Requirements:
Among the records below, find each line that includes the string "document" and copy it.

— Start Records for the exercise —

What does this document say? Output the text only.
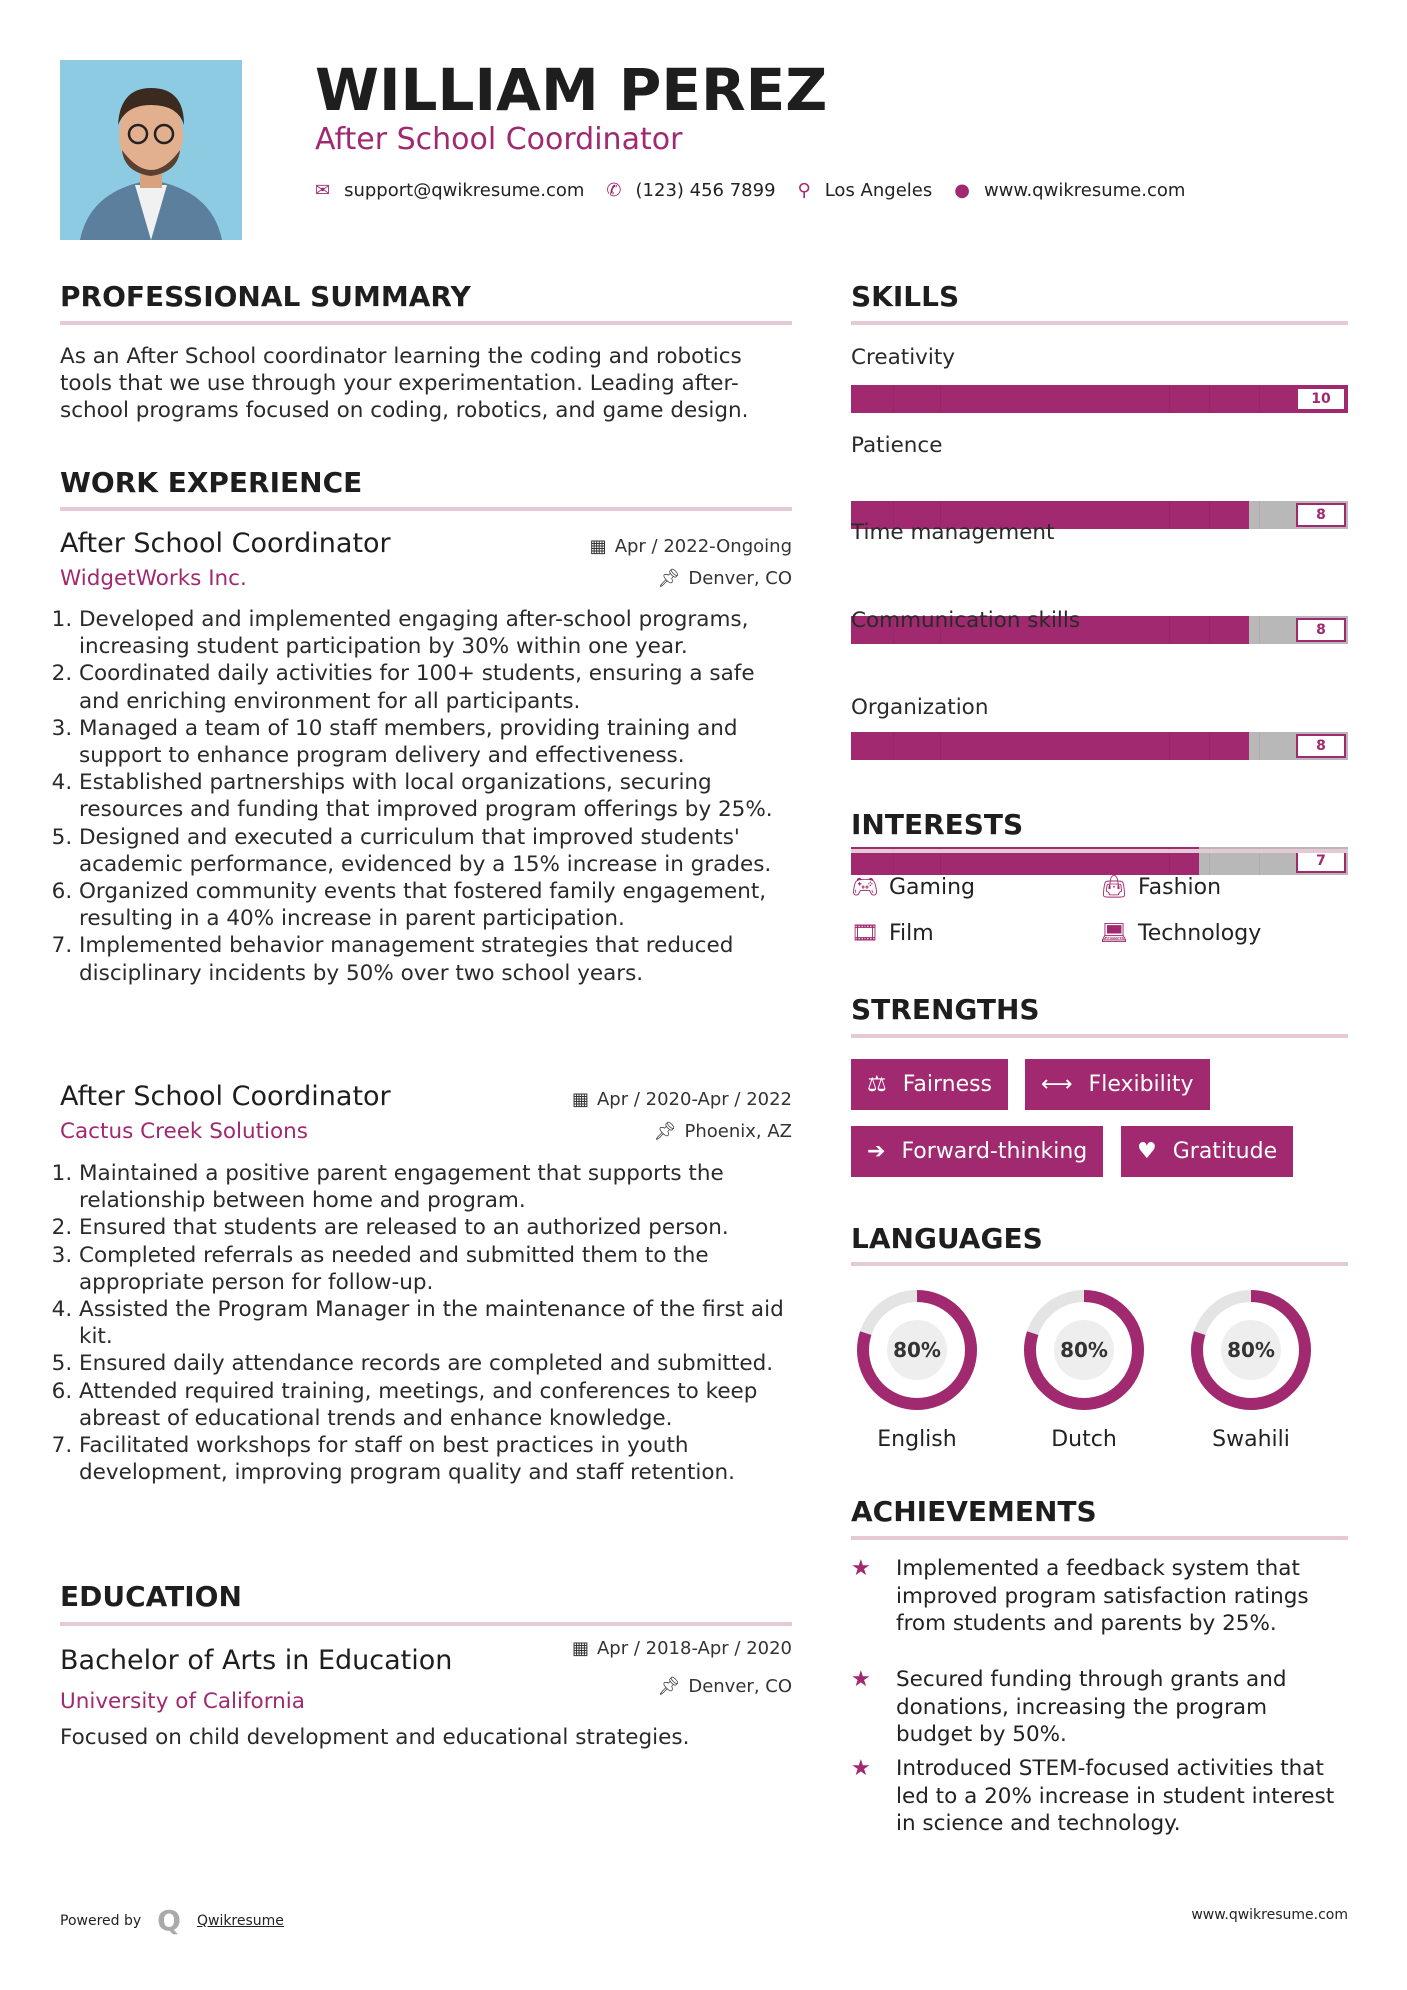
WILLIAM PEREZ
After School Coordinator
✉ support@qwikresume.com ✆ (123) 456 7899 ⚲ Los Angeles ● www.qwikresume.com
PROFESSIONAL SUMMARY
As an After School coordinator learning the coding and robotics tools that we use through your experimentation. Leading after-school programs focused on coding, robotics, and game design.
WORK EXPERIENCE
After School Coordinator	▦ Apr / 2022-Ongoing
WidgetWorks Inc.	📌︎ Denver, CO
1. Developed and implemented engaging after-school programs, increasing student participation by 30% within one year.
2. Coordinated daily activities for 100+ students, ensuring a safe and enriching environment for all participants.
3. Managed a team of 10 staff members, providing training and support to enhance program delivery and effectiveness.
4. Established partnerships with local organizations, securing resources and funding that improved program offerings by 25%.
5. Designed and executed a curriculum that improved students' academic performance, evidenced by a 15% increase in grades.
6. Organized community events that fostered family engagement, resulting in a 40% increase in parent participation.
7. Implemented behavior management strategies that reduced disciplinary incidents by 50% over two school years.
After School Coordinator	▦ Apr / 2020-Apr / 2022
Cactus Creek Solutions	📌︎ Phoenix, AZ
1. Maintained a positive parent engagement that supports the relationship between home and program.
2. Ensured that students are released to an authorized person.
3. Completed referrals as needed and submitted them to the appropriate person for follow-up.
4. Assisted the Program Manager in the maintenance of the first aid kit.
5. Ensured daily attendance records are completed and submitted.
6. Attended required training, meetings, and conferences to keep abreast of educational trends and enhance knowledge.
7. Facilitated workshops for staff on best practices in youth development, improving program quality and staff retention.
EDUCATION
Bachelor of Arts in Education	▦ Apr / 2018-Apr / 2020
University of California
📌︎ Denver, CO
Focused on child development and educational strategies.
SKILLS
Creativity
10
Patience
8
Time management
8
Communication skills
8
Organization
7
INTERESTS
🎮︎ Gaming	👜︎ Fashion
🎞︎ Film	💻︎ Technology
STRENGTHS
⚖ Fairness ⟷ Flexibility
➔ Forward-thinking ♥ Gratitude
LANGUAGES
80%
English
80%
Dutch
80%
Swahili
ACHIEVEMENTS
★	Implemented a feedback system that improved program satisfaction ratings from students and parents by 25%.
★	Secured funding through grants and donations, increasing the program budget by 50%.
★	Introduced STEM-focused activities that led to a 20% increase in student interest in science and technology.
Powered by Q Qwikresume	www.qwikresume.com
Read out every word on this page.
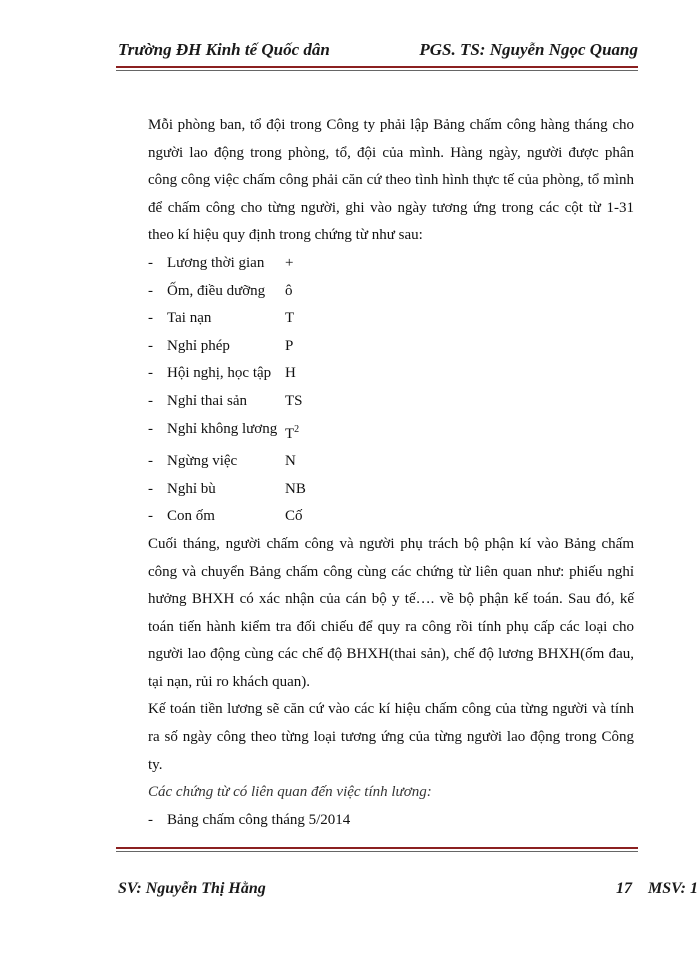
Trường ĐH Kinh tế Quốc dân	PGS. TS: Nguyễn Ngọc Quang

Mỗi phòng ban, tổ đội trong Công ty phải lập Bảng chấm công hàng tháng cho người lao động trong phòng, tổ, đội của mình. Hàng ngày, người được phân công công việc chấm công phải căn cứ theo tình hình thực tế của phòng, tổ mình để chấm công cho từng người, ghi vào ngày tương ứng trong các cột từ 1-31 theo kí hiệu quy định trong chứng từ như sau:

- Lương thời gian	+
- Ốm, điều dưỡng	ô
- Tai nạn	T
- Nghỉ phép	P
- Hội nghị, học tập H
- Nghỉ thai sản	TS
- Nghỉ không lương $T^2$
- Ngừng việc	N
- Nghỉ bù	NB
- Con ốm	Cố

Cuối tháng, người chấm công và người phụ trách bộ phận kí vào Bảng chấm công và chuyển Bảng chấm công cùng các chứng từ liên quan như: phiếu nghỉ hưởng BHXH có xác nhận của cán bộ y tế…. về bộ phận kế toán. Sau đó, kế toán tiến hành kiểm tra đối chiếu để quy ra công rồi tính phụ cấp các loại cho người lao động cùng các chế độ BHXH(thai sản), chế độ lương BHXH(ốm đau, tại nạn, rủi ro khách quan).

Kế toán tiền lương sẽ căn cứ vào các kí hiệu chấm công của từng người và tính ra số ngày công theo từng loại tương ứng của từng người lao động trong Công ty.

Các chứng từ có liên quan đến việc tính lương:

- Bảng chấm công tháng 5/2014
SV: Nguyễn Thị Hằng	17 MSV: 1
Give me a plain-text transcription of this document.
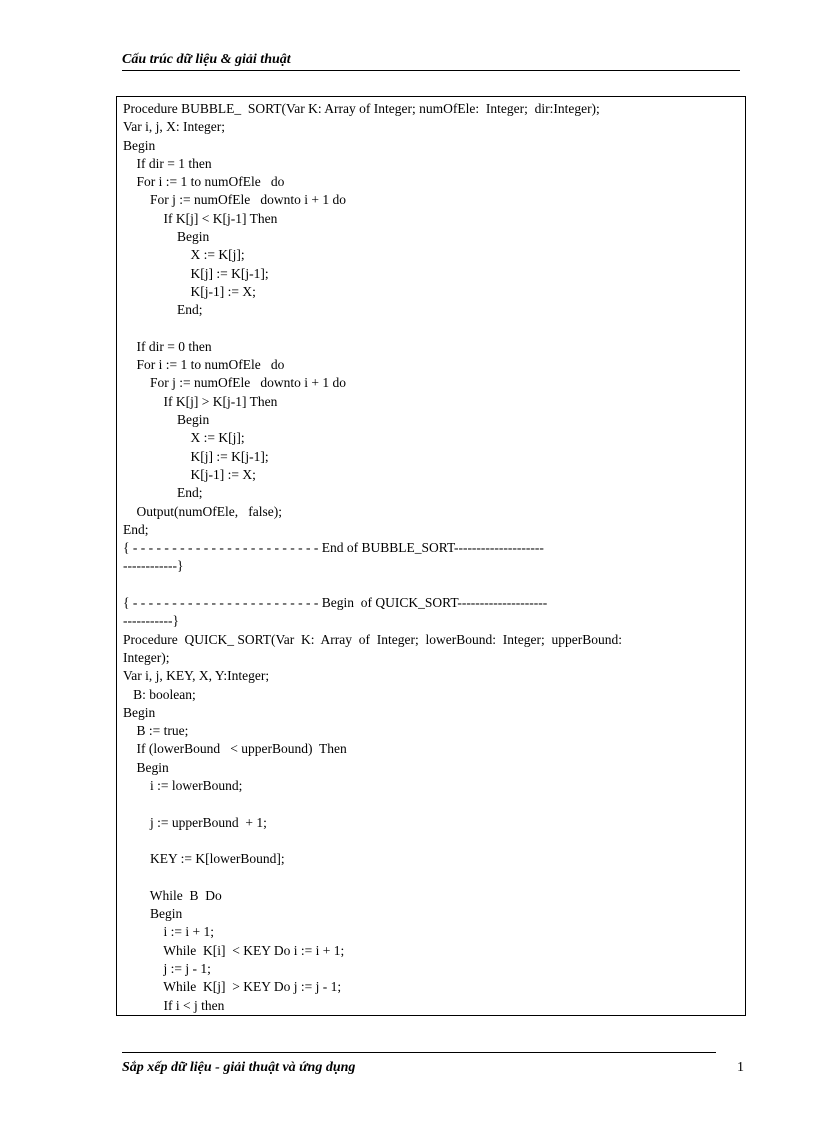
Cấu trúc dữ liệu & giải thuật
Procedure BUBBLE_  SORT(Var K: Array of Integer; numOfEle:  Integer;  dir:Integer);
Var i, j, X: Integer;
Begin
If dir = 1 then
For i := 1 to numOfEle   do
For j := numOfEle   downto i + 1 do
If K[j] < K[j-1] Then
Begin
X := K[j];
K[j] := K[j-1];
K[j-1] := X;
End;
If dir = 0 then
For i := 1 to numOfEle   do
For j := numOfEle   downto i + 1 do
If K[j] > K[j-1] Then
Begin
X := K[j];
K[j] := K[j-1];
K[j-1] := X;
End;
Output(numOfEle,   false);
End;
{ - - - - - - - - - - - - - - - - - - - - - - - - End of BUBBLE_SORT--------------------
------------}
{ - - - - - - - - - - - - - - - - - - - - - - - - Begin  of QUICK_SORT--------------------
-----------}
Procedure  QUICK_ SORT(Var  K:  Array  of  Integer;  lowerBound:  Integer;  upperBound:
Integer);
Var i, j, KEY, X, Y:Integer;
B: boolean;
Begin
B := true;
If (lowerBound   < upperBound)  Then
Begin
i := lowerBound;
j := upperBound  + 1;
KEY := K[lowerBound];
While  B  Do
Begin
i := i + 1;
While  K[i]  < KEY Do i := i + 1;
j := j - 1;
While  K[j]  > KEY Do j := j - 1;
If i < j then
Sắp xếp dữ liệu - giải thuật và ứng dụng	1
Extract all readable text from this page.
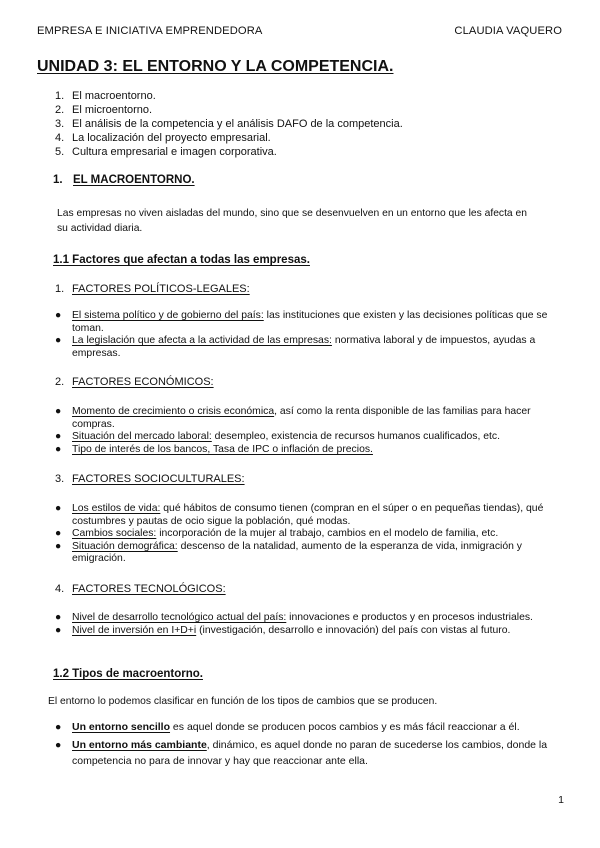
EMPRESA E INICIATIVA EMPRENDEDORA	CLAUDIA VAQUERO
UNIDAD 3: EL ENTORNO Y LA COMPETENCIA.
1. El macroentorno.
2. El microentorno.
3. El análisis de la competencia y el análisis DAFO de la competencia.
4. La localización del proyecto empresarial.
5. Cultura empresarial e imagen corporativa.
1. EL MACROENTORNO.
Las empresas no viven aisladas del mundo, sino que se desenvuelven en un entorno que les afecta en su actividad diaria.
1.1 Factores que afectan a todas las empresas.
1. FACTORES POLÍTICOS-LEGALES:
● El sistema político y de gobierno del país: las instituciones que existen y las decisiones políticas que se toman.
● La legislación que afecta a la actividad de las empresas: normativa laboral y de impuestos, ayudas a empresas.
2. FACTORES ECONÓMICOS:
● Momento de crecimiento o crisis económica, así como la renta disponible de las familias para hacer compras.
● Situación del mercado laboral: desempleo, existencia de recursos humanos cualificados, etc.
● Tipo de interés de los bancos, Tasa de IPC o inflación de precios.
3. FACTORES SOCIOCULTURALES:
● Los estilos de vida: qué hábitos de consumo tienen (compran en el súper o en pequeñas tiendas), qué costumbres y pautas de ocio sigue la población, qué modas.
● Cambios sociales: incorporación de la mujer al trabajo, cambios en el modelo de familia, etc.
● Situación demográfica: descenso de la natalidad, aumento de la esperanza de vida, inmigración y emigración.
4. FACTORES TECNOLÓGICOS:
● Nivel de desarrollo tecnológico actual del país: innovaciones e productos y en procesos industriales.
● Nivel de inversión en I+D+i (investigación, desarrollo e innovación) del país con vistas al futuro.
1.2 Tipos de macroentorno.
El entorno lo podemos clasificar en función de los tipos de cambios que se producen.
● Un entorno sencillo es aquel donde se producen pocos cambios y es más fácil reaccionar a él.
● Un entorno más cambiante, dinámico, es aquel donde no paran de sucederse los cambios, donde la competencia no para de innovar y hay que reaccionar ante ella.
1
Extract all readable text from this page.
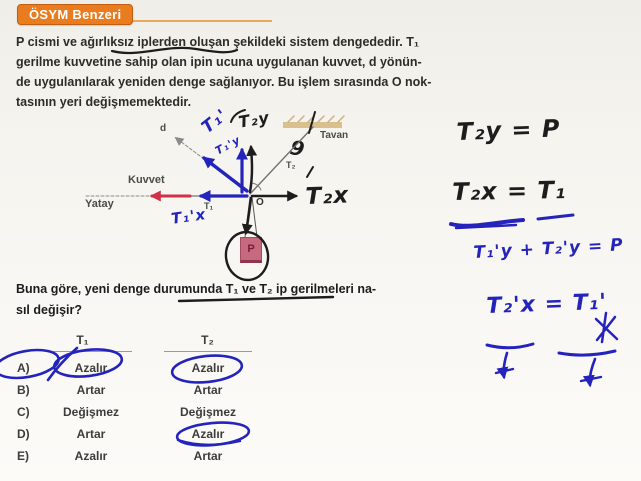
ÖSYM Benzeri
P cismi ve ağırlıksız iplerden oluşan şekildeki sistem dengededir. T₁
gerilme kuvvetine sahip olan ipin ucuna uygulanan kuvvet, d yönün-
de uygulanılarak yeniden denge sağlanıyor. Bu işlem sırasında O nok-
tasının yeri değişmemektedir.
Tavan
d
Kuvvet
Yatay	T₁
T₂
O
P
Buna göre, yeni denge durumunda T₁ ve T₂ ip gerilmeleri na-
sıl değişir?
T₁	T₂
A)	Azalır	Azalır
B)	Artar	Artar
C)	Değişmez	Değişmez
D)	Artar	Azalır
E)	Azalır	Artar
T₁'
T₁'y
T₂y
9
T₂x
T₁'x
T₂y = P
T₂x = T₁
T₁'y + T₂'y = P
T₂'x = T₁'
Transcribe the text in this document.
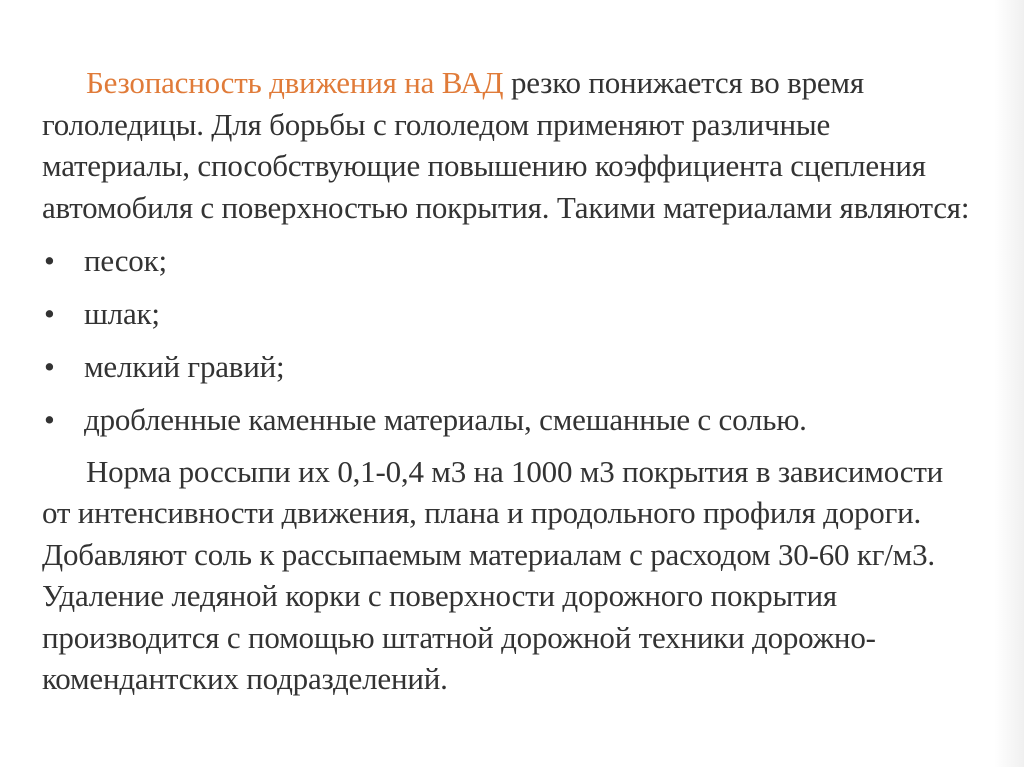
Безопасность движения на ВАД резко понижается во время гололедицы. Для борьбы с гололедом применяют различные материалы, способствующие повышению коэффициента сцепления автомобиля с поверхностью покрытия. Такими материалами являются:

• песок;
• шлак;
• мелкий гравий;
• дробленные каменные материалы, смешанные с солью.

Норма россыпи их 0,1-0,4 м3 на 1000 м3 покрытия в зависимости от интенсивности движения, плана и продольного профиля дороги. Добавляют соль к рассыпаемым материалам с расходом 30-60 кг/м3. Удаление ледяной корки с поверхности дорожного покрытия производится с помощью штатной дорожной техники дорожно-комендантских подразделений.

— End Records for the exercise —

Written answer:
What does this document say? Output the text only.
Give me a plain-text transcription of this document.
Transcribe the text in this document.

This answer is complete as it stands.